(Data items)
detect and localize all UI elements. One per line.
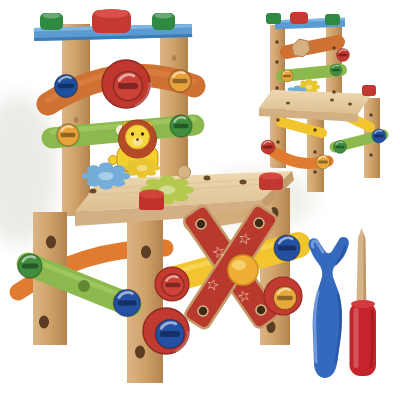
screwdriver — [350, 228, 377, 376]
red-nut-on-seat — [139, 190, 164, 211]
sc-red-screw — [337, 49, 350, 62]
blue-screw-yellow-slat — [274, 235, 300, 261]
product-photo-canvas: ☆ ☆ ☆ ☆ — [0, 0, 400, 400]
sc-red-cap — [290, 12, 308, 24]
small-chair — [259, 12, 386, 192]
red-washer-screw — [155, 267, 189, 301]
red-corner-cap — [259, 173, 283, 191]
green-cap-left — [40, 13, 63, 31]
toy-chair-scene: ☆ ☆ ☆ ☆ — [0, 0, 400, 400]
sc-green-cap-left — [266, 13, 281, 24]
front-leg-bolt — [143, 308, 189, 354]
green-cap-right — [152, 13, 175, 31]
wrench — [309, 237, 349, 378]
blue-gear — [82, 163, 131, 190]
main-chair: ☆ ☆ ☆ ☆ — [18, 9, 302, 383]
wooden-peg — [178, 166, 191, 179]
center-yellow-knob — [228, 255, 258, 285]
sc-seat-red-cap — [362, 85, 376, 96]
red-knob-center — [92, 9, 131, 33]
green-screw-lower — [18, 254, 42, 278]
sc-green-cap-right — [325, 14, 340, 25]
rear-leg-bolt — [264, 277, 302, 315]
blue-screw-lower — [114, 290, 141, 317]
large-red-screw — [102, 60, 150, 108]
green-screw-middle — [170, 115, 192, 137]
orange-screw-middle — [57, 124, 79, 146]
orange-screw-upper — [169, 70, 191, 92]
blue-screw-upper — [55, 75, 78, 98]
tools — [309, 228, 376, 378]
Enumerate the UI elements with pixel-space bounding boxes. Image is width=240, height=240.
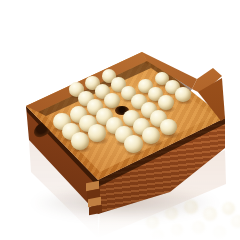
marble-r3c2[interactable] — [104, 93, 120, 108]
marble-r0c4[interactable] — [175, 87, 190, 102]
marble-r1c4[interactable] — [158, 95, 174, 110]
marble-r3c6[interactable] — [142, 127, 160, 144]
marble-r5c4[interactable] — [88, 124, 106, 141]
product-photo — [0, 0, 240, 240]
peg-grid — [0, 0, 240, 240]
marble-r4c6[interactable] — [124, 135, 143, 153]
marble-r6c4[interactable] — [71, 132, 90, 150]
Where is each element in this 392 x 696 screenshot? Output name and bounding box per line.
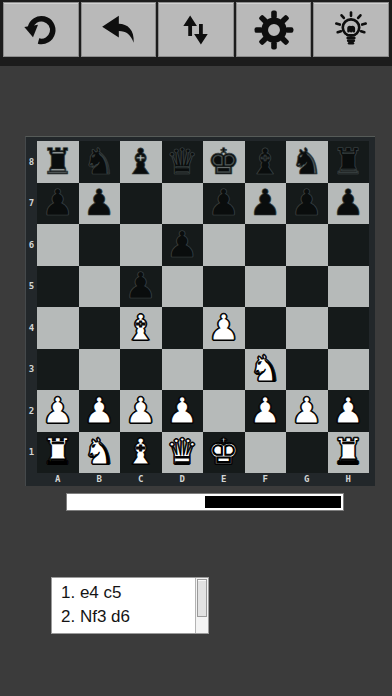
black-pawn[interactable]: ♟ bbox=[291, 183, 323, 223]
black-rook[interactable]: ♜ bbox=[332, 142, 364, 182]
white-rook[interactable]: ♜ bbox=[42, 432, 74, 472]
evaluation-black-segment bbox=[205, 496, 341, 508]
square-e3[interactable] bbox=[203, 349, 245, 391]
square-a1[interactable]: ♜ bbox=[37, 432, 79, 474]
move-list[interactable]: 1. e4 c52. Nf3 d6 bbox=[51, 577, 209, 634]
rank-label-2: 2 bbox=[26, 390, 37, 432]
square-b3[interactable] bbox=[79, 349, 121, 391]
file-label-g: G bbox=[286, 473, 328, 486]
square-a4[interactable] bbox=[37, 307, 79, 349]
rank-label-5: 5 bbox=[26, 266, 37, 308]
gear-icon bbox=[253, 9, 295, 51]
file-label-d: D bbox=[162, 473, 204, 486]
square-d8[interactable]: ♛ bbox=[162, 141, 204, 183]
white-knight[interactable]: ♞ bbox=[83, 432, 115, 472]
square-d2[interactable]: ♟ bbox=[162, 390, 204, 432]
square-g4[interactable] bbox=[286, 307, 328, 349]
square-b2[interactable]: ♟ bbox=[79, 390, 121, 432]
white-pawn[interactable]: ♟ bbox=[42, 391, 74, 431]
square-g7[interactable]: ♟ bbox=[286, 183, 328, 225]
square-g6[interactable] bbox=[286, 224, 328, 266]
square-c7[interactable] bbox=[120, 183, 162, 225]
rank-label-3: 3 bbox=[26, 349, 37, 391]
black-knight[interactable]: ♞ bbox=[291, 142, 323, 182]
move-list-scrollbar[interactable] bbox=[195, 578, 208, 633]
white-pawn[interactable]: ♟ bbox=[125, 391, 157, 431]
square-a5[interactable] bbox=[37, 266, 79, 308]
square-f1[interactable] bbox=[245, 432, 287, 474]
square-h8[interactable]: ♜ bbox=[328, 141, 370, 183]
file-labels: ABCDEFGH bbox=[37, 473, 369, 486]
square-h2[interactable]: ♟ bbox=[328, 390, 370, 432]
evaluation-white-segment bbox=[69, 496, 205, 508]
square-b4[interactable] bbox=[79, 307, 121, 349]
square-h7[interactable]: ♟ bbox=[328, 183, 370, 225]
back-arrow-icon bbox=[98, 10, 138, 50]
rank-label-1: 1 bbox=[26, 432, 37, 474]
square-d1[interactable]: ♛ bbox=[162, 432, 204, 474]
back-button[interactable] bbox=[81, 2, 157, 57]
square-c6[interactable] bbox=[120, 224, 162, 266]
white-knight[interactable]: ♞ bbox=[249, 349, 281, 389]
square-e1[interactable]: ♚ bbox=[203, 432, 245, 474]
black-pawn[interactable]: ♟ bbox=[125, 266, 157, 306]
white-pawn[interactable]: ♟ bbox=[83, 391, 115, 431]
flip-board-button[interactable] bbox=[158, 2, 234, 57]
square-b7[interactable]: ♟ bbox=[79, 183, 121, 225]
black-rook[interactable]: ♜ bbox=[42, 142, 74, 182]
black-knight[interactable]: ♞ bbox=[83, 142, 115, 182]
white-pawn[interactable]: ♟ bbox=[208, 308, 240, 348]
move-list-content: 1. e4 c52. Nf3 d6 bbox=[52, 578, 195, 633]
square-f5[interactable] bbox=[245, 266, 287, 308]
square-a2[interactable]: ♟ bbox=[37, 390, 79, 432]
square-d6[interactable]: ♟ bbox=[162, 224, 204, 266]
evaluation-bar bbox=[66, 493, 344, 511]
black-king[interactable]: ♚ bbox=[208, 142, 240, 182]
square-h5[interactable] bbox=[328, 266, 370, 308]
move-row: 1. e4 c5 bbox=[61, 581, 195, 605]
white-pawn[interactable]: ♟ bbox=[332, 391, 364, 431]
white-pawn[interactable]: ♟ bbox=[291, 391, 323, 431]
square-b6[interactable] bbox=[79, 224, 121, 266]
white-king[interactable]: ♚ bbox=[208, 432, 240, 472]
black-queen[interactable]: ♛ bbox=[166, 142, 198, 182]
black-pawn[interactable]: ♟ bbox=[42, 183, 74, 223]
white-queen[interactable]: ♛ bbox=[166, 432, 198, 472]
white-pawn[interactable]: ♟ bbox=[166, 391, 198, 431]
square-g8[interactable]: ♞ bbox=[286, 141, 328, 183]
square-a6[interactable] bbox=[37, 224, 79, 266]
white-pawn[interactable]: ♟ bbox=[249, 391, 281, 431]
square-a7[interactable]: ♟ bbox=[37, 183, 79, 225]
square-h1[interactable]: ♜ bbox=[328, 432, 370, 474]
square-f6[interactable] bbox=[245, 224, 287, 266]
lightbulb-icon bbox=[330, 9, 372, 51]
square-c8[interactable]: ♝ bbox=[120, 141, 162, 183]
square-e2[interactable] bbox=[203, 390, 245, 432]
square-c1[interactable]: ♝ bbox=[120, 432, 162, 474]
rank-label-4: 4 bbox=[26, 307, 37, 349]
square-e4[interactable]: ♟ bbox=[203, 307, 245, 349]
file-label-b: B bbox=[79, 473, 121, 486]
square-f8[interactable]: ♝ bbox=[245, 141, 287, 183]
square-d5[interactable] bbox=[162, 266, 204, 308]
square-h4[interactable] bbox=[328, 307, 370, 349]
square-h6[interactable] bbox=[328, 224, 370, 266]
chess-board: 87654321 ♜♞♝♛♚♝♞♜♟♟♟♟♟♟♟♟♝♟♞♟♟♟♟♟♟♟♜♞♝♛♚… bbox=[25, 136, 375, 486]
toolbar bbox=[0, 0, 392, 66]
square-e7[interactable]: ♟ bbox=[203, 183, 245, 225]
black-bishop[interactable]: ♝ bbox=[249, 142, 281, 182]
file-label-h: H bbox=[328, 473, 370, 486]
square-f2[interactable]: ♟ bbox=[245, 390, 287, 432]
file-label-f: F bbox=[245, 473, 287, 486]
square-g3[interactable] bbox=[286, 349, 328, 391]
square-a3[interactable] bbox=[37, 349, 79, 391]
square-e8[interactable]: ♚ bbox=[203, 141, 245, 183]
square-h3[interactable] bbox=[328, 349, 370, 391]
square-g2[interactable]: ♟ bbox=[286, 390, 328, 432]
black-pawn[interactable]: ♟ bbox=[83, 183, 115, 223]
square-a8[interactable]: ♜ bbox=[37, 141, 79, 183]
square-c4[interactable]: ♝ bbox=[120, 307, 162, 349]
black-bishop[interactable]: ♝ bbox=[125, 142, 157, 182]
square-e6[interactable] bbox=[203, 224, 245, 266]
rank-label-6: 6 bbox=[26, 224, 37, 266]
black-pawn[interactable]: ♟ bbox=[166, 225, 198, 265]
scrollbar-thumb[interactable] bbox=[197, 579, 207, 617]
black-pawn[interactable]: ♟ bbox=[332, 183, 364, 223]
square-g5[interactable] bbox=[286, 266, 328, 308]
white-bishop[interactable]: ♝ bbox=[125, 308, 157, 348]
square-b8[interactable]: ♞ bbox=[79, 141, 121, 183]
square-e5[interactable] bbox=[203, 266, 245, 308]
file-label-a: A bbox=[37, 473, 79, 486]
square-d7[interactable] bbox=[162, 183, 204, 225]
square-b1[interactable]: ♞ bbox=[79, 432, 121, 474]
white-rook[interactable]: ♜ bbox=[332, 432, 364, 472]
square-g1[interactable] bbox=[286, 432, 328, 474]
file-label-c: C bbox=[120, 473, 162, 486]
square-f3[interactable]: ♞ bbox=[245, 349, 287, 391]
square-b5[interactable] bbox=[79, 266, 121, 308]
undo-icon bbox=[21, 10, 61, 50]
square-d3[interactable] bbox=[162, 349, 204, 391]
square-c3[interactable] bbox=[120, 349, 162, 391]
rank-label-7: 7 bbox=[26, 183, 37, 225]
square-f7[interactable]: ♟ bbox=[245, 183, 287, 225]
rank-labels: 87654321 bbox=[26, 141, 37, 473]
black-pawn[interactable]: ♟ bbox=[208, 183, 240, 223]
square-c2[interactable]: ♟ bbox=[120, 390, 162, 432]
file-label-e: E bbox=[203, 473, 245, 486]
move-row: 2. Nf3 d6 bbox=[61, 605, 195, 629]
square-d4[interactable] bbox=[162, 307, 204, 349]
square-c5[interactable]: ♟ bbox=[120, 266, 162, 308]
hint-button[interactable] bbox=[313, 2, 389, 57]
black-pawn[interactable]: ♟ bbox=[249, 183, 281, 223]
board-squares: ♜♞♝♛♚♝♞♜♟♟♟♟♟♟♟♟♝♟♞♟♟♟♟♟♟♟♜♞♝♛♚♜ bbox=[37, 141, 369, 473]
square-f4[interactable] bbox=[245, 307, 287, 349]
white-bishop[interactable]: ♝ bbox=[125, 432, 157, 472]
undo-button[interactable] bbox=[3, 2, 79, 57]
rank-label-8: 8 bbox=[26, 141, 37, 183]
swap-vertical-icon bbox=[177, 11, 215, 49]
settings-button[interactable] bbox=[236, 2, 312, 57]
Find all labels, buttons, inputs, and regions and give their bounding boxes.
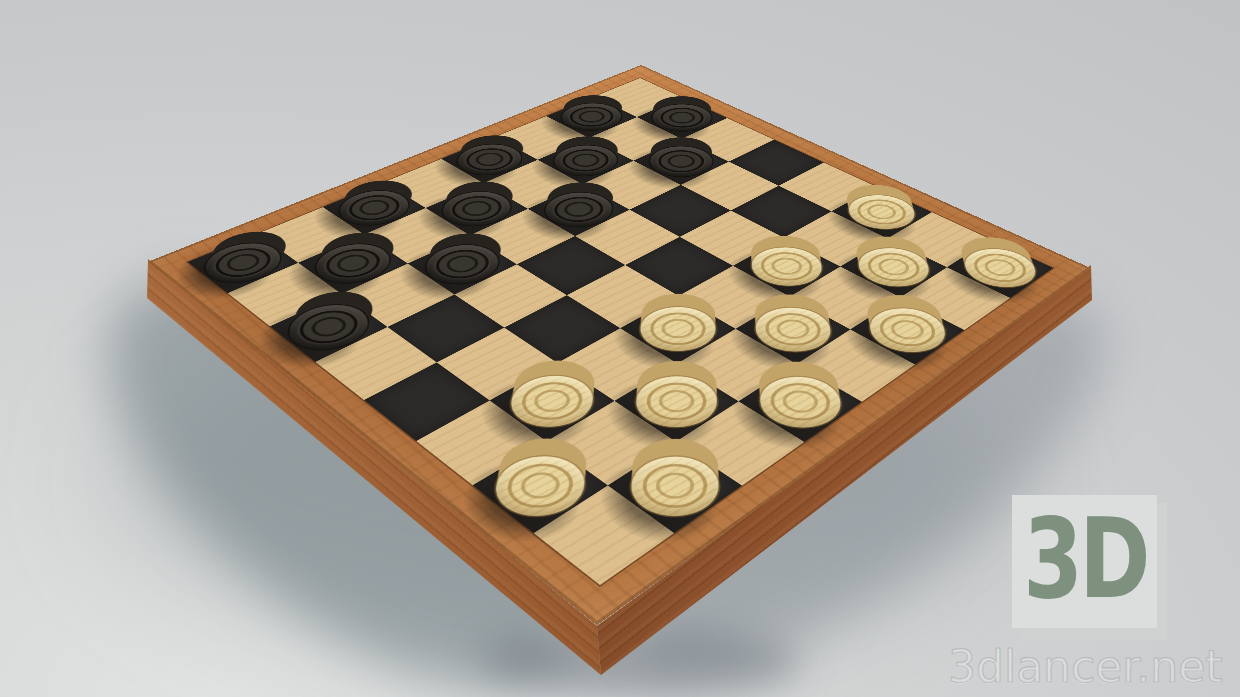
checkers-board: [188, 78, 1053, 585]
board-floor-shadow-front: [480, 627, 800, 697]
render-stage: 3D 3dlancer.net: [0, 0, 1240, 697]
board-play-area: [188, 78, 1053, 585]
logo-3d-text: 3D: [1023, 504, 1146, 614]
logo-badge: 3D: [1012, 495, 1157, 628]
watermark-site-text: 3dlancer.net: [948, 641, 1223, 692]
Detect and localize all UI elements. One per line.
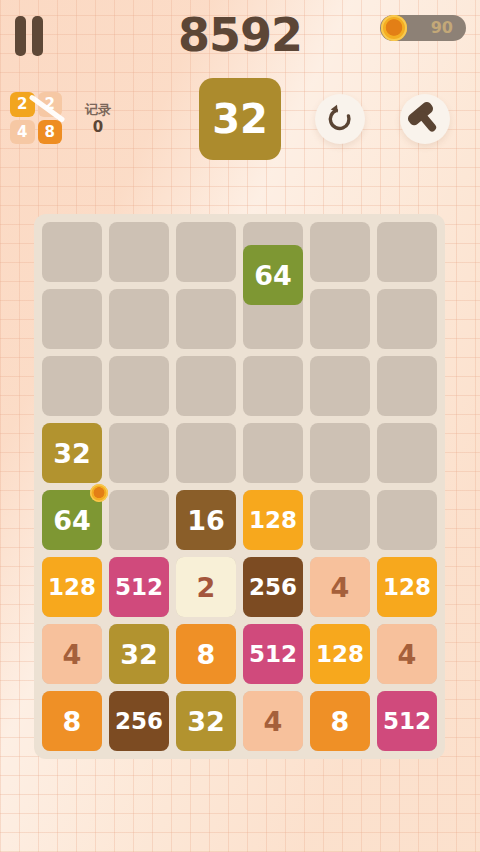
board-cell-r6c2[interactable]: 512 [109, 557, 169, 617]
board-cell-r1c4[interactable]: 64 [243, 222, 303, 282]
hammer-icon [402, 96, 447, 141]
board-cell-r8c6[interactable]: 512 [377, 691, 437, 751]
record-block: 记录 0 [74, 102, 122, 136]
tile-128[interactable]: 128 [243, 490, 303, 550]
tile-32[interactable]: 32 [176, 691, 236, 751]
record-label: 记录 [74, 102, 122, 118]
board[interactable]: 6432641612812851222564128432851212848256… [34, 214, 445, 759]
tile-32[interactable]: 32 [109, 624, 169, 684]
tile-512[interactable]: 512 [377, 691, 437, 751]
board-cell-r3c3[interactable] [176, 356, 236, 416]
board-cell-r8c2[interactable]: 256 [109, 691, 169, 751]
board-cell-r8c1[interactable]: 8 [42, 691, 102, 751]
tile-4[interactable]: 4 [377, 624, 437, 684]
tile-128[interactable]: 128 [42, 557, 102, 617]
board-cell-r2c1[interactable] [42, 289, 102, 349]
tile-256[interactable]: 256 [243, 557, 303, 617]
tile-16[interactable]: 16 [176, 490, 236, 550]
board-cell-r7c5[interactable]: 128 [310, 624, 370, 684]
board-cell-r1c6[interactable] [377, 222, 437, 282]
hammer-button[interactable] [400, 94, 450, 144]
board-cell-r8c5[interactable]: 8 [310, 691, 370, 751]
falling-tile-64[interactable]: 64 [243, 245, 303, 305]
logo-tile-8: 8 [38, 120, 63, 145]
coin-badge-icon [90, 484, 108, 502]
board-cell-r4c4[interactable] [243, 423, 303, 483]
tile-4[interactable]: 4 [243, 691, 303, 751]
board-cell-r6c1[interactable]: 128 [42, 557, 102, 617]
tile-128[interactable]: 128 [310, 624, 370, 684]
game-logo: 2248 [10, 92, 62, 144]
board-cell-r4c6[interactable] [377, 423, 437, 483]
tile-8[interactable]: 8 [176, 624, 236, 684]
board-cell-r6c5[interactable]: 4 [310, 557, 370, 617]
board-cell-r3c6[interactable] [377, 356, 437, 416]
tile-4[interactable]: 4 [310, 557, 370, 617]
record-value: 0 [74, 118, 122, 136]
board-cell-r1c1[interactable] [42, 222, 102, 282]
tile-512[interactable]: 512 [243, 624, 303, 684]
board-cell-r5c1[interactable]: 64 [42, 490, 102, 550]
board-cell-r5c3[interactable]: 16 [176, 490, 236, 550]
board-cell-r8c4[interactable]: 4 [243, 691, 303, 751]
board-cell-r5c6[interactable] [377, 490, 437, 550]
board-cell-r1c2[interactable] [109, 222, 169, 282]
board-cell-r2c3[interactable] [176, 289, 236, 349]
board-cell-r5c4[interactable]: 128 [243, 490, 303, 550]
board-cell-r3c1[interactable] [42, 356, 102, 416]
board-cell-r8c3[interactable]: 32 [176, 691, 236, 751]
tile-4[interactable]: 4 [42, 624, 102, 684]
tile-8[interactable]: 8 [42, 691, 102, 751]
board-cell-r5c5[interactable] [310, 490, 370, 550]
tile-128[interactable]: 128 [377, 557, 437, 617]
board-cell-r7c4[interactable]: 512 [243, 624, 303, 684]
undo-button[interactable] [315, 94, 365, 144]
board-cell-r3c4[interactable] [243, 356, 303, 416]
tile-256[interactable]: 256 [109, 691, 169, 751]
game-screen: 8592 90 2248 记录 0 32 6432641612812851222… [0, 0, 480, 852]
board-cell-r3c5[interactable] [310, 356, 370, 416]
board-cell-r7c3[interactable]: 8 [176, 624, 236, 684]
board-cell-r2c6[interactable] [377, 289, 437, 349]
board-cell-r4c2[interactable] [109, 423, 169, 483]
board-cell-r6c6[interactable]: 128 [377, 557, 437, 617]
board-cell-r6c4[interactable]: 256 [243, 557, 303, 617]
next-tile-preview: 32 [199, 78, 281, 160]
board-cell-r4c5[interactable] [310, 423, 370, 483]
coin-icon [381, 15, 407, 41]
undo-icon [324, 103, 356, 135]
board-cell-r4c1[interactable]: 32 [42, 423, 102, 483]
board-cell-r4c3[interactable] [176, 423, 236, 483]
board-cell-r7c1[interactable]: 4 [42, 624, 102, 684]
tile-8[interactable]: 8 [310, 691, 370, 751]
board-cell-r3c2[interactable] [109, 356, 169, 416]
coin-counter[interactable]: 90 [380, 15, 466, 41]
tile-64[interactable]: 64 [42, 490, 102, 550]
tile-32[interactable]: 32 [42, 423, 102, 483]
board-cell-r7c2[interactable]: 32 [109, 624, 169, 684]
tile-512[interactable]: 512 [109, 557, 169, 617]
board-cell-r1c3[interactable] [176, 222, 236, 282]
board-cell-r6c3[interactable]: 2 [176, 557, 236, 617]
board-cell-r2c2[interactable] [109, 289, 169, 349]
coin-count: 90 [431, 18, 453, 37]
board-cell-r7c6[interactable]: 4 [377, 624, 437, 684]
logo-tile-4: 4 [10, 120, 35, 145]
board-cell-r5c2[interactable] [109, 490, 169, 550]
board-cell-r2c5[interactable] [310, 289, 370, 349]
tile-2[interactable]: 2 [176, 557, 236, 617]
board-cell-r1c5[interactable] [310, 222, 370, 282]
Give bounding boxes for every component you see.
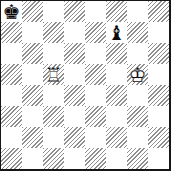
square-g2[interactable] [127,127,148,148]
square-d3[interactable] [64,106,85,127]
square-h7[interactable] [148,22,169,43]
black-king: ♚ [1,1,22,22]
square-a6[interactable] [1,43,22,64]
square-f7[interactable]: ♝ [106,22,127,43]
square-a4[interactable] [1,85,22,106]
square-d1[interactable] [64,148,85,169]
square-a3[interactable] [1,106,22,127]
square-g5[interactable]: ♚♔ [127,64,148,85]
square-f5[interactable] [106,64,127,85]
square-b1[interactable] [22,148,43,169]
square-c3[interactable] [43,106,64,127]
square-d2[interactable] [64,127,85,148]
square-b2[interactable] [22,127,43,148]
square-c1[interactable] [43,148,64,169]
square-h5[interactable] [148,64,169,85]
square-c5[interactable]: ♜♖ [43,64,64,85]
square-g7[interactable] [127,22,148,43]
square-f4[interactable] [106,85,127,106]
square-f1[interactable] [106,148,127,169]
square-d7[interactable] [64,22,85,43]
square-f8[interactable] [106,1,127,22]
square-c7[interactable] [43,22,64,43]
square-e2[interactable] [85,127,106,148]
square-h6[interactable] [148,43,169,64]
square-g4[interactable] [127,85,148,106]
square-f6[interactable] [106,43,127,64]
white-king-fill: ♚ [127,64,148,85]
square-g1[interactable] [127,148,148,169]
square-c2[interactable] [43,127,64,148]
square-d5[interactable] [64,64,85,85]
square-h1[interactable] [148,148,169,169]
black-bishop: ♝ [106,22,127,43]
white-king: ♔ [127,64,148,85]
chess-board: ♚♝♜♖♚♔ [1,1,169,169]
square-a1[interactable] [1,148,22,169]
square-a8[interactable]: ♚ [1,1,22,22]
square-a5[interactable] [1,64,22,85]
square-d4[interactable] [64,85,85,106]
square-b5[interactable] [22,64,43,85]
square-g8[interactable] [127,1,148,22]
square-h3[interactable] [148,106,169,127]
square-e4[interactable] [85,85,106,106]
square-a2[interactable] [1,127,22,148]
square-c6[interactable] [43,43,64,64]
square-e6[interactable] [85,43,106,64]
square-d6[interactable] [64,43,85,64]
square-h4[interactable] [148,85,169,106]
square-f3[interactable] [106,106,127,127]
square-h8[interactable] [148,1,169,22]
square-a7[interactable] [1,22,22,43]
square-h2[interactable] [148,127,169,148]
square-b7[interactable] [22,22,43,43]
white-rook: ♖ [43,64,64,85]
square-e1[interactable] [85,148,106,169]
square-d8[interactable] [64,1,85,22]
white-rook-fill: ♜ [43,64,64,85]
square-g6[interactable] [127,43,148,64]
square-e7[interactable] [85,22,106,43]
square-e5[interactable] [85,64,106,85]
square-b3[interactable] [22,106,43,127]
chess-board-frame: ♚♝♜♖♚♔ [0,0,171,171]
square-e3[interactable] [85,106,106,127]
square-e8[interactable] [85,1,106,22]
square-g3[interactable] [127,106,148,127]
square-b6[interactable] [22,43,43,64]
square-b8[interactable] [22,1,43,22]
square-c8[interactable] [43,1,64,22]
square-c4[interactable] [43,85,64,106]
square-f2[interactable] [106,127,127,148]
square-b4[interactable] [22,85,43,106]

To be done: Begin at the row that contains "square-g2[interactable] [127,127,148,148]" and stop after the row that contains "square-d4[interactable] [64,85,85,106]". Write those rows out again with "dark-bishop" in place of "black-bishop" and every other part left the same.

The reply:
square-g2[interactable] [127,127,148,148]
square-d3[interactable] [64,106,85,127]
square-h7[interactable] [148,22,169,43]
black-king: ♚ [1,1,22,22]
square-a6[interactable] [1,43,22,64]
square-f7[interactable]: ♝ [106,22,127,43]
square-a4[interactable] [1,85,22,106]
square-d1[interactable] [64,148,85,169]
square-a3[interactable] [1,106,22,127]
square-g5[interactable]: ♚♔ [127,64,148,85]
square-f5[interactable] [106,64,127,85]
square-b1[interactable] [22,148,43,169]
square-c3[interactable] [43,106,64,127]
square-d2[interactable] [64,127,85,148]
square-b2[interactable] [22,127,43,148]
square-c1[interactable] [43,148,64,169]
square-h5[interactable] [148,64,169,85]
square-c5[interactable]: ♜♖ [43,64,64,85]
square-g7[interactable] [127,22,148,43]
square-f4[interactable] [106,85,127,106]
square-f1[interactable] [106,148,127,169]
square-d7[interactable] [64,22,85,43]
square-f8[interactable] [106,1,127,22]
square-c7[interactable] [43,22,64,43]
square-e2[interactable] [85,127,106,148]
square-h6[interactable] [148,43,169,64]
square-g4[interactable] [127,85,148,106]
square-f6[interactable] [106,43,127,64]
white-king-fill: ♚ [127,64,148,85]
square-g1[interactable] [127,148,148,169]
square-c2[interactable] [43,127,64,148]
square-d5[interactable] [64,64,85,85]
square-h1[interactable] [148,148,169,169]
dark-bishop: ♝ [106,22,127,43]
white-king: ♔ [127,64,148,85]
chess-board: ♚♝♜♖♚♔ [1,1,169,169]
square-a1[interactable] [1,148,22,169]
square-a8[interactable]: ♚ [1,1,22,22]
square-a5[interactable] [1,64,22,85]
square-d4[interactable] [64,85,85,106]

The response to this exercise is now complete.